EXERCISE:
Lines that include the word "исследования" are the ones to copy.

-- Start ENTRIES --

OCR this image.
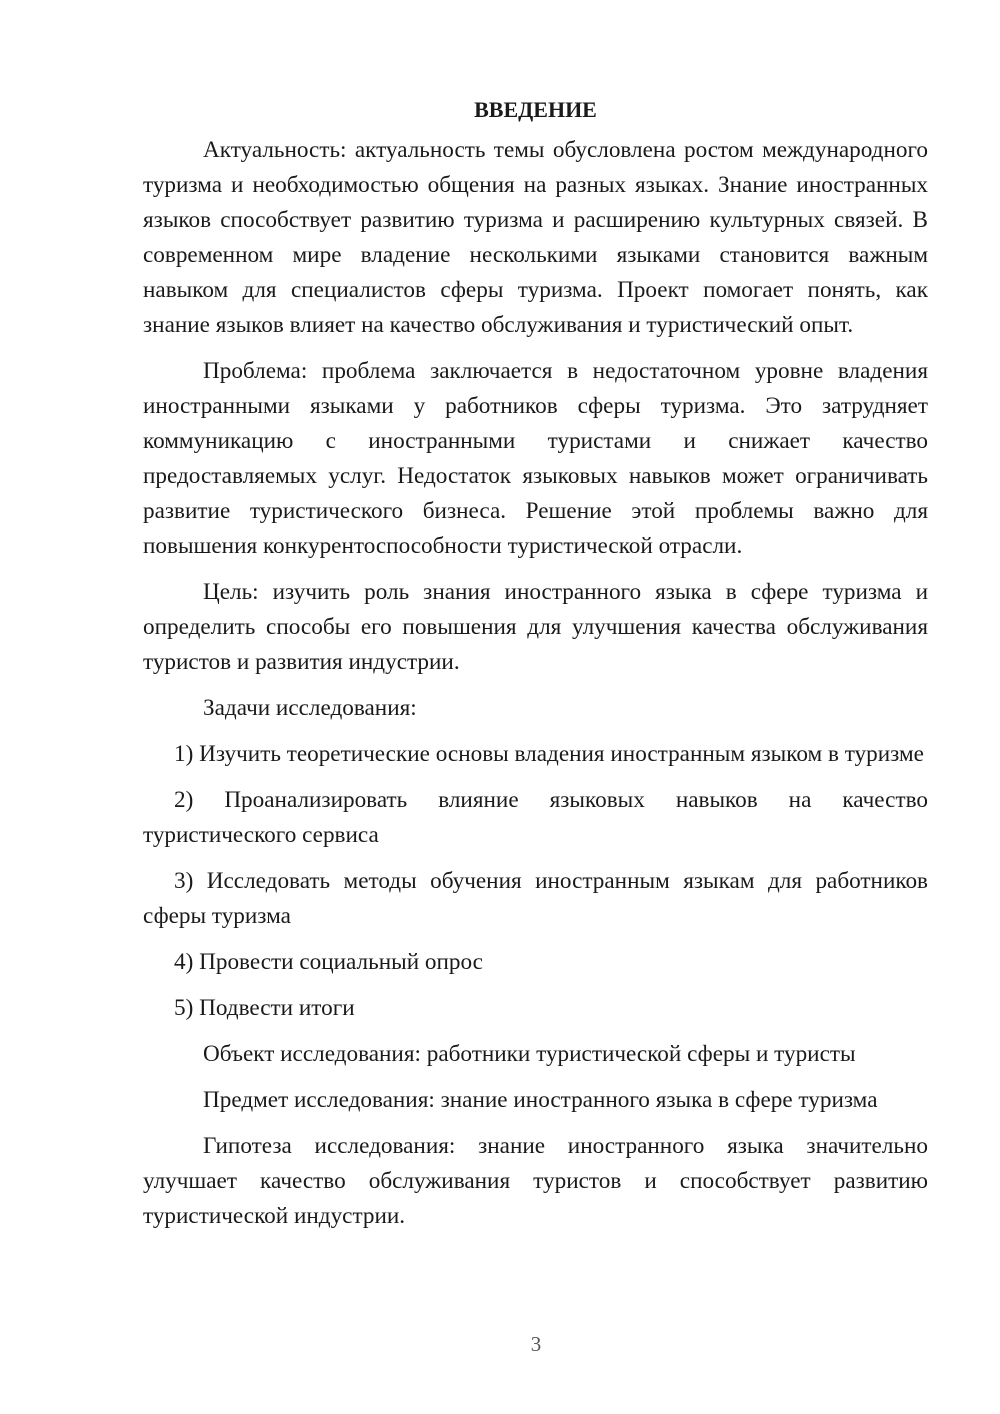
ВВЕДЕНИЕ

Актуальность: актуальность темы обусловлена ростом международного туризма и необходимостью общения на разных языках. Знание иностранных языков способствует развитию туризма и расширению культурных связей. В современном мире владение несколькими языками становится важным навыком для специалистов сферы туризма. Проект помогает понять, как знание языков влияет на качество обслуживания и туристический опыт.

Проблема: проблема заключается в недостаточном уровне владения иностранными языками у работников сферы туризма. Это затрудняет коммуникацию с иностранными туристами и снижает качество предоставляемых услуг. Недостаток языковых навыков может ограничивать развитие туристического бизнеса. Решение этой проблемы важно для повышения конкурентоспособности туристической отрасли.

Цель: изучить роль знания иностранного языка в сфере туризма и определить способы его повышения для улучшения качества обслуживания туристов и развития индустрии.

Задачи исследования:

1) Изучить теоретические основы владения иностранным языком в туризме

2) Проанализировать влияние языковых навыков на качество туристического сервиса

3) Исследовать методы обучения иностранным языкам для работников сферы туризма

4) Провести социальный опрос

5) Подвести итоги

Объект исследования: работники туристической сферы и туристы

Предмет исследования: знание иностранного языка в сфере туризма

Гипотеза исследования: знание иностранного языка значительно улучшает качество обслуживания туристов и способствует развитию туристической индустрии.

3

-- End ENTRIES --

TASK OUTPUT:
Задачи исследования:
Объект исследования: работники туристической сферы и туристы
Предмет исследования: знание иностранного языка в сфере туризма
Гипотеза исследования: знание иностранного языка значительно улучшает качество обслуживания туристов и способствует развитию туристической индустрии.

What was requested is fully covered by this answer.